原文 -
>>>>>

『ホテル』が舞台の映画といえば、
『有頂天ホテル』
『本能寺ホテル』などを思い浮かべるけれど、
どの作品も、ワクワクしてくるタイトルで、
この『マスカレードホテル』も例外ではない。
映画の中で実際に使われているホテル名は、
『ホテル・コルテシア・トウキョウ』なのに
“マスカレード”(仮面)ホテル』をタイトルにしたところに、
この映画の言わんとしている奥深いテーマが垣間見える…。
そうだ、
高級ホテルに出入りする人々は仮面を被っている。
私も仕事で都内の有名ホテルを訪れることはあるが、
ロビーで人間ウォッチングをしていると、
仮面をかぶって訪れる客から、
現実の生活を想像するのは難しい。
映画を観ながら思い出した事がある…
いつだったか、
ずいぶん前になるが、
私が関西にいた頃、
“一流”で知られる大阪の某ホテルのロビーで顔見知りの女性に偶然会った事があった。
彼女は、たぶん40代半ばだっただろうか…
当時、私が所属していた音楽団体では、
いつも目立っている派手な存在だった。
ロビーでは、
大学生くらいのスラリとした男子と一緒だったので、
次に会ったときに
「ご一緒にいたのは息子さん?」
と訊くと、
「アラ、いや〜ね、ツバメに決まってるでしょ?」
と、
全く悪びれた様子もなくシナを作った彼女の、
艶かしい真っ赤な唇から溢れた意味深な笑いが忘れられない。
(ー ー;)
「お友だちとランチするのよ」
と言って出かけるにはピッタリの場所でもある一流ホテルは、
有閑マダムのアバンチュールには恰好の場所でもあるのだ。

<<<<<

データ抜粋 -
>>>>>

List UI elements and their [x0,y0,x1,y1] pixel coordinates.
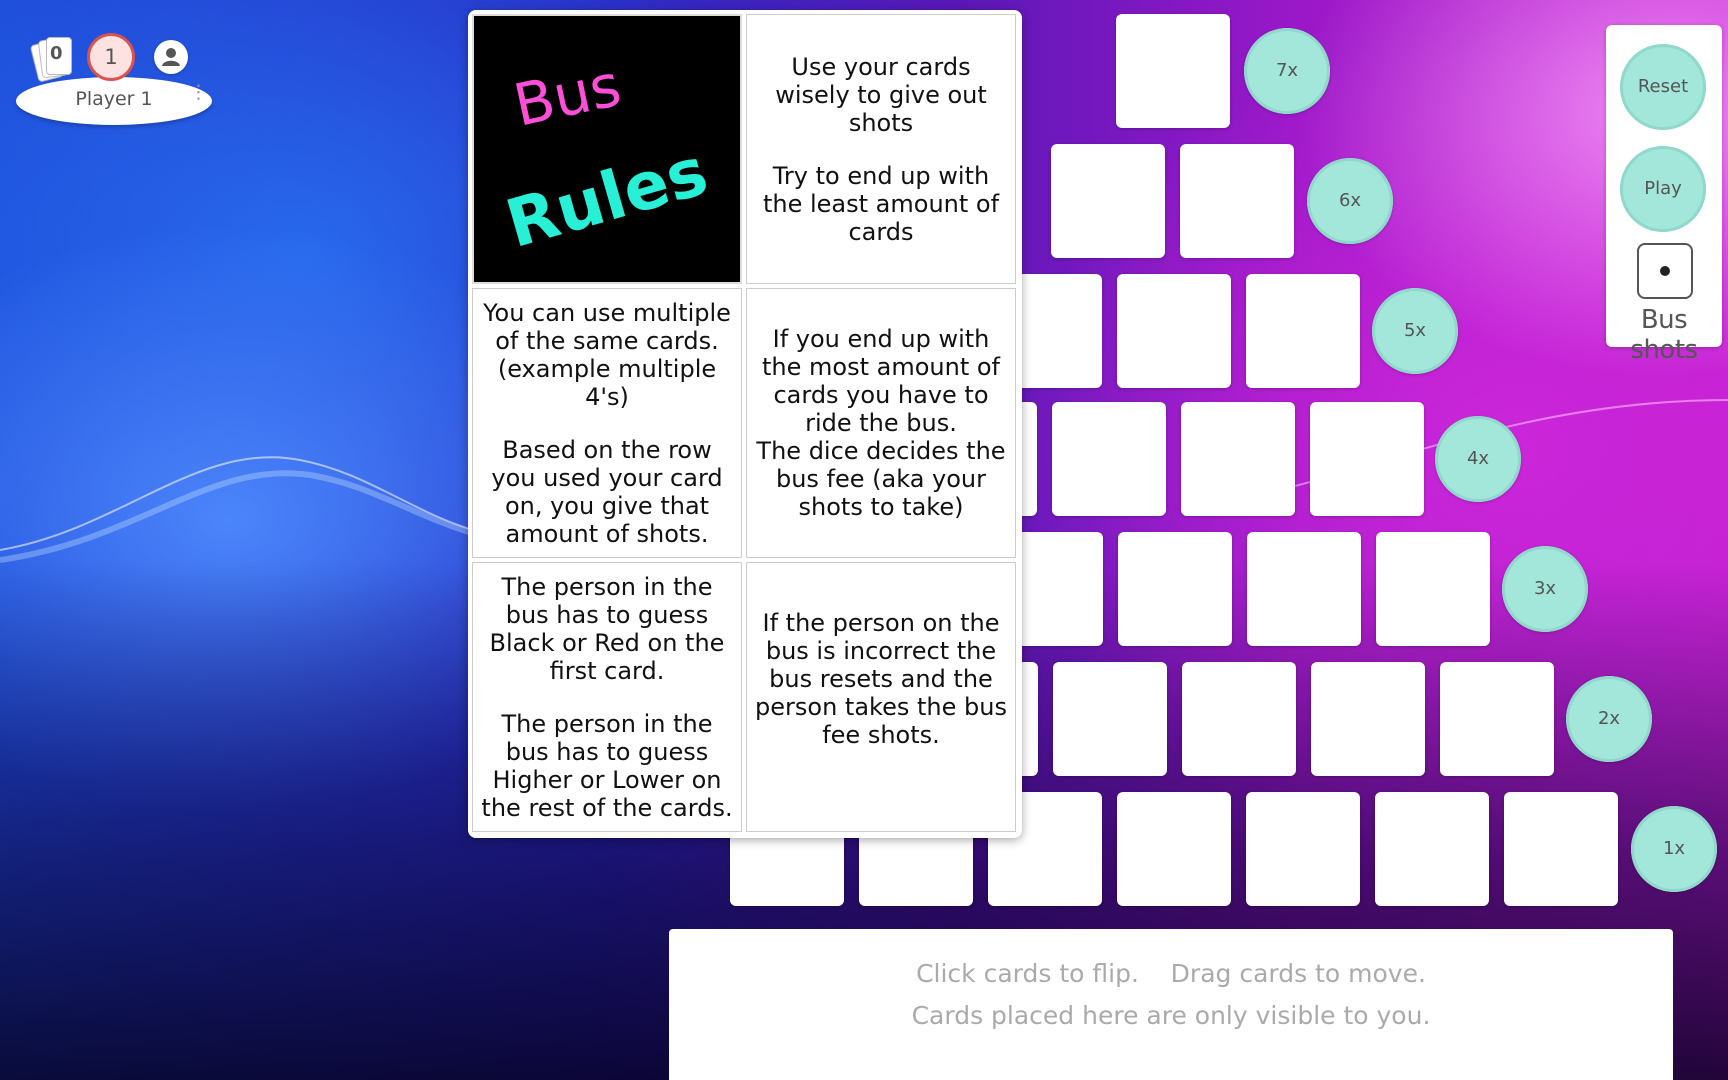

<<<<<

指示 A - 原文で、ホテルが舞台の映画として名前が挙がっている作品を、すべて書き出してください。
指示 B - 原文によると、映画の中で実際に使われているホテル名は何ですか。
指示 C - 原文から、「映画の中で実際に使われているホテル名は、」と「現実の生活を想像するのは難しい。」のあいだの部分を、その両端も含めて抜き出してください。

解答全文 A -
『有頂天ホテル』
『本能寺ホテル』
『マスカレードホテル』

解答全文 B - 『ホテル・コルテシア・トウキョウ』です。

解答全文 C -
映画の中で実際に使われているホテル名は、
『ホテル・コルテシア・トウキョウ』なのに
“マスカレード”(仮面)ホテル』をタイトルにしたところに、
この映画の言わんとしている奥深いテーマが垣間見える…。
そうだ、
高級ホテルに出入りする人々は仮面を被っている。
私も仕事で都内の有名ホテルを訪れることはあるが、
ロビーで人間ウォッチングをしていると、
仮面をかぶって訪れる客から、
現実の生活を想像するのは難しい。